=== Trecho da fonte ===
É usual na constituição de sociedades limitadas, de apenas 02 sócios, a divisão igualitária das participações societárias, ou seja, 50 por 50%. Isso se dá não apenas como demonstração da affectio societatis entre os seus constituintes, mas como uma – talvez irracional – expressão prévia de lealdade e expectativa de consenso futuro perpétuo. Afinal, está-se diante de uma sociedade de pessoas, na qual a pessoalidade de seus integrantes é traço marcante de sua constituição.
Porém, o dia-a-dia empresarial é repleto de situações passíveis de impasses. Vender ou comprar bens, distribuir lucros, aumentar o capital social, realizar investimentos, nomear administradores, celebrar contratos, enfim, são inúmeros os temas sobre os quais se pode instaurar dissenso entre os sócios.
Será então uma boa opção a participação 50 por 50% na sociedade limitada? Como solucionar o impasse na decisão dos sócios, sem que isso importe na dissolução parcial ou total da sociedade?
Tudo dependerá o que dispõe o contrato social. Muitas vezes, p. ex., nada foi previsto acerca do tema, pois utilizados “modelos” de contratos sem qualquer previsão sobre essa e inúmeras outras relevantes questões societárias. É nesse momento que o “barato sai caro”, como diz o adágio popular.
No vácuo de disposições contratuais expressas, é o Código Civil Brasileiro que norteará a solução do desempate. O parágrafo segundo, do artigo 1.010, dispõe que as deliberações sociais “serão tomadas por maioria de votos”, contados segundo o valor das quotas de cada sócio e, no caso de empate, “decidirá o juiz”, a exemplo do que também orienta o artigo 129, parágrafo segundo, da Lei 6.404/76 1, essa aplicável às sociedades anônimas.
Ou seja, decidirá o magistrado, profissional com conhecimento global, nem sempre específico a respeito de discussões societárias, o desempate da questão intrincada entre os sócios. Além disso, não raro o Poder Judiciário deixa de proferir decisões céleres e tecnicamente adequadas a melhor extirpar um impasse societário. Porém, o que menos precisa o empresário é um terceiro, não acostumado ao tema, decidindo sobre questões relevantes à sua atividade empresarial.
E para se evitar tal situação, inúmeras empresas têm se valido da Arbitragem como forma de solução de conflitos. Elegem não apenas a Câmara Arbitral e suas respectivas regras e procedimentos, mas a legislação aplicável e árbitros dotados de expertises previamente conhecidas das partes.
Na arbitragem, a expectativa é que se reduzam as chances de decisões alheias à realidade empresarial, possibilitando um cenário parametrizado e de maior previsibilidade, dada a especialidade dos julgadores.
Para tanto, é necessária a instituição de cláusulas compromissórias arbitrais, seja no contrato social ou nos contratos para-sociais, como o acordo de quotistas.

=== O que fazer ===
A. Transcreva, do texto sobre impasses entre sócios, a passagem que vai de "É usual na constituição" a "de sua constituição.".
B. Dê sequência ao texto sobre impasses entre sócios a partir da última frase apresentada.

=== Trecho dos dados ===
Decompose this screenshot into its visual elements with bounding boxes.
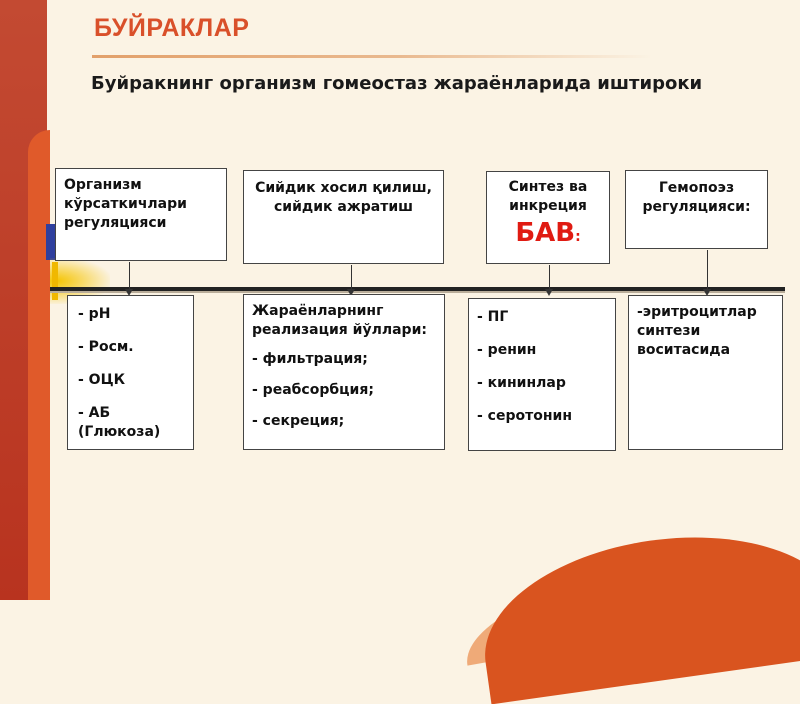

=== Respostas das tarefas ===
A.
É usual na constituição de sociedades limitadas, de apenas 02 sócios, a divisão igualitária das participações societárias, ou seja, 50 por 50%. Isso se dá não apenas como demonstração da affectio societatis entre os seus constituintes, mas como uma – talvez irracional – expressão prévia de lealdade e expectativa de consenso futuro perpétuo. Afinal, está-se diante de uma sociedade de pessoas, na qual a pessoalidade de seus integrantes é traço marcante de sua constituição.

B.
Mas há, ainda, diferentes soluções para o tema do impasse em sociedades limitadas, ou até em anônimas fechadas, com participações igualitárias de 50 por 50%, como é o caso das deadlock provisions ou, em português, cláusulas de impasse.
Apesar de sua origem anglo-americana, dos anos 1960 2, tais medidas são largamente utilizadas no direito brasileiro, apesar de inexistir previsão expressa regulamentando essas formas de soluções em nossa legislação. Seus exemplos corriqueiros são as cláusulas de buy or sell ou shotgun, com denominações melodramáticas ofertadas pelo mercado, como Russian Roulete e Texas Shoot-Out.
Na Russian Roulete (roleta russa), havendo o impasse, um dos sócios poderá ofertar a compra da integralidade das quotas do outro sócio, apresentando preço justo para tanto, observadas as demais disposições do instrumento. Por sua vez, o sócio que a recebe também poderá adquirir as quotas do sócio ofertante, nas mesmas condições de compra ofertadas. Esta é uma opção efetivamente randômica de uma solução de conflitos, pois não se sabe ao certo qual dos sócios permanecerá na sociedade, com a integralidade das quotas, e qual sairá. O problema aqui reside na criação artificial de impasse pelo sócio detentor de melhores condições econômicas, que pode tentar se prevalecer da fragilidade financeira do outro integrante.
Já na Texas Shoot-Out, o sócio que recebe a proposta de compra de suas quotas, pode ofertar valor maior pela aquisição das quotas do outro sócio, o qual, por sua vez, também poderá apresentar nova contraproposta e assim sucessivamente, até que a maior oferta prevaleça.
Há uma terceira variante, em que os sócios em impasse apresentam suas propostas de compra, sendo declarado vencedor aquele cujo preço seja mais próximo da avaliação societária apresentada por um profissional contratado, alheio à sociedade, eleito em consenso entre os sócios. Inúmeras outras opções de cláusulas são previstas para o mesmo fim, cada uma delas podendo se adaptar aos interesses e peculiaridades da relação societária existente.
Por fim, também como exemplo de deadlock provisions à solução de impasses, são as opções de compra e venda, denominadas de Put ou Call options. Nestas, a compra e venda das quotas são compulsórias em virtude da ocorrência de um fato eleito pelos sócios como gatilho à aquisição ou venda de ações 3. No put option, um sócio força o outro a comprar suas ações e no call option o sócio exerce o direito de compra das quotas do outro.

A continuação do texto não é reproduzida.